====== Rows

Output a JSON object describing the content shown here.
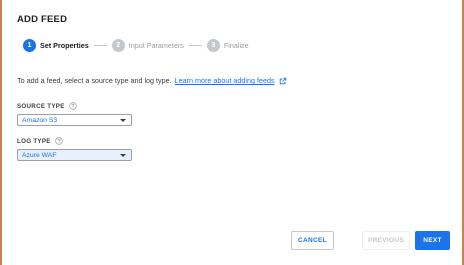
{
  "dialog": {
    "title": "ADD FEED"
  },
  "stepper": {
    "steps": [
      {
        "number": "1",
        "label": "Set Properties",
        "state": "active"
      },
      {
        "number": "2",
        "label": "Input Parameters",
        "state": "inactive"
      },
      {
        "number": "3",
        "label": "Finalize",
        "state": "inactive"
      }
    ]
  },
  "intro": {
    "text": "To add a feed, select a source type and log type.",
    "link_text": "Learn more about adding feeds",
    "link_icon": "external-link-icon"
  },
  "source_type": {
    "label": "SOURCE TYPE",
    "help_icon": "help-circle-icon",
    "value": "Amazon S3"
  },
  "log_type": {
    "label": "LOG TYPE",
    "help_icon": "help-circle-icon",
    "value": "Azure WAF"
  },
  "footer": {
    "cancel_label": "CANCEL",
    "previous_label": "PREVIOUS",
    "next_label": "NEXT"
  },
  "colors": {
    "accent": "#1a73e8",
    "frame_border": "#c8844f",
    "inactive_step": "#c4c7cc"
  }
}
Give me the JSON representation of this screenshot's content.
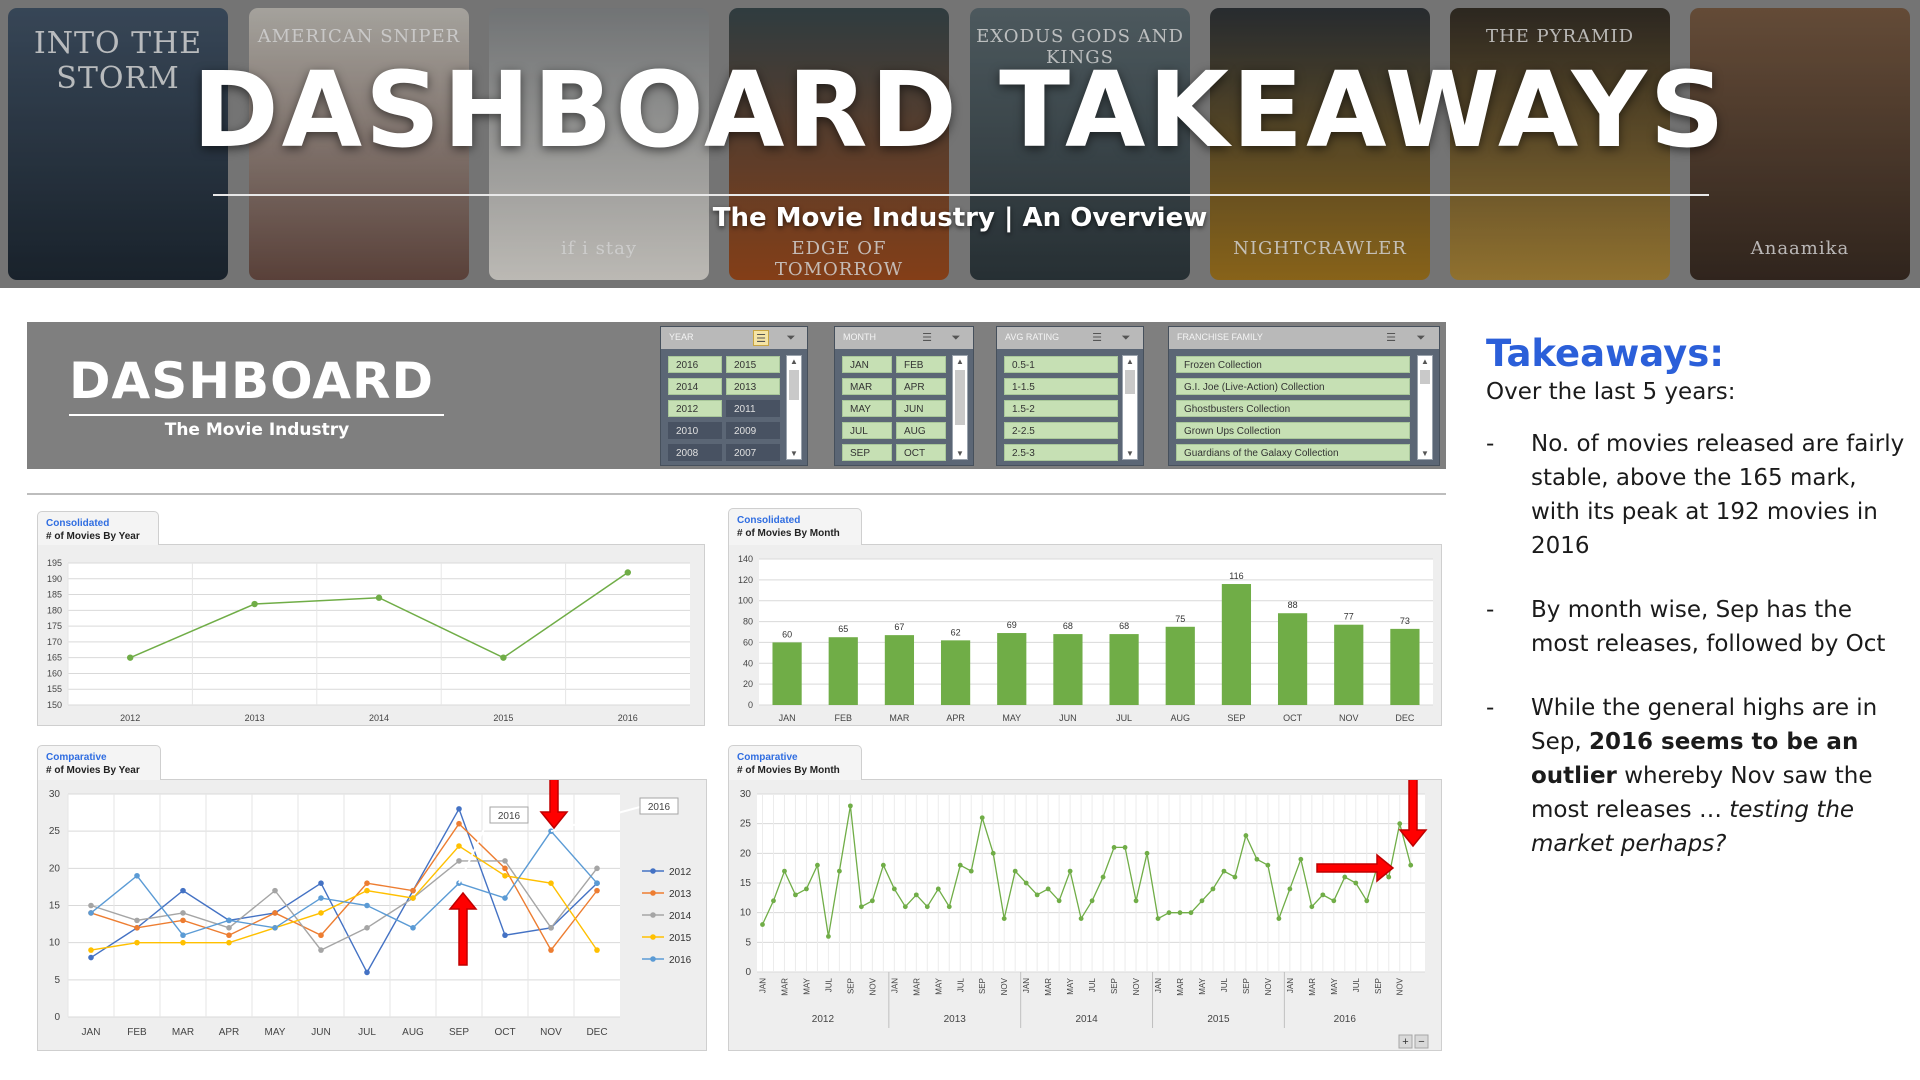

============

**The exercise**
In your copy, leave out the pictures and reproduce the material above exactly.

**Full response**
Output a JSON object describing the content shown here.
{
  "dialog": {
    "title": "ADD FEED"
  },
  "stepper": {
    "steps": [
      {
        "number": "1",
        "label": "Set Properties",
        "state": "active"
      },
      {
        "number": "2",
        "label": "Input Parameters",
        "state": "inactive"
      },
      {
        "number": "3",
        "label": "Finalize",
        "state": "inactive"
      }
    ]
  },
  "intro": {
    "text": "To add a feed, select a source type and log type.",
    "link_text": "Learn more about adding feeds",
    "link_icon": "external-link-icon"
  },
  "source_type": {
    "label": "SOURCE TYPE",
    "help_icon": "help-circle-icon",
    "value": "Amazon S3"
  },
  "log_type": {
    "label": "LOG TYPE",
    "help_icon": "help-circle-icon",
    "value": "Azure WAF"
  },
  "footer": {
    "cancel_label": "CANCEL",
    "previous_label": "PREVIOUS",
    "next_label": "NEXT"
  },
  "colors": {
    "accent": "#1a73e8",
    "frame_border": "#c8844f",
    "inactive_step": "#c4c7cc"
  }
}
Give me the JSON representation of this screenshot's content.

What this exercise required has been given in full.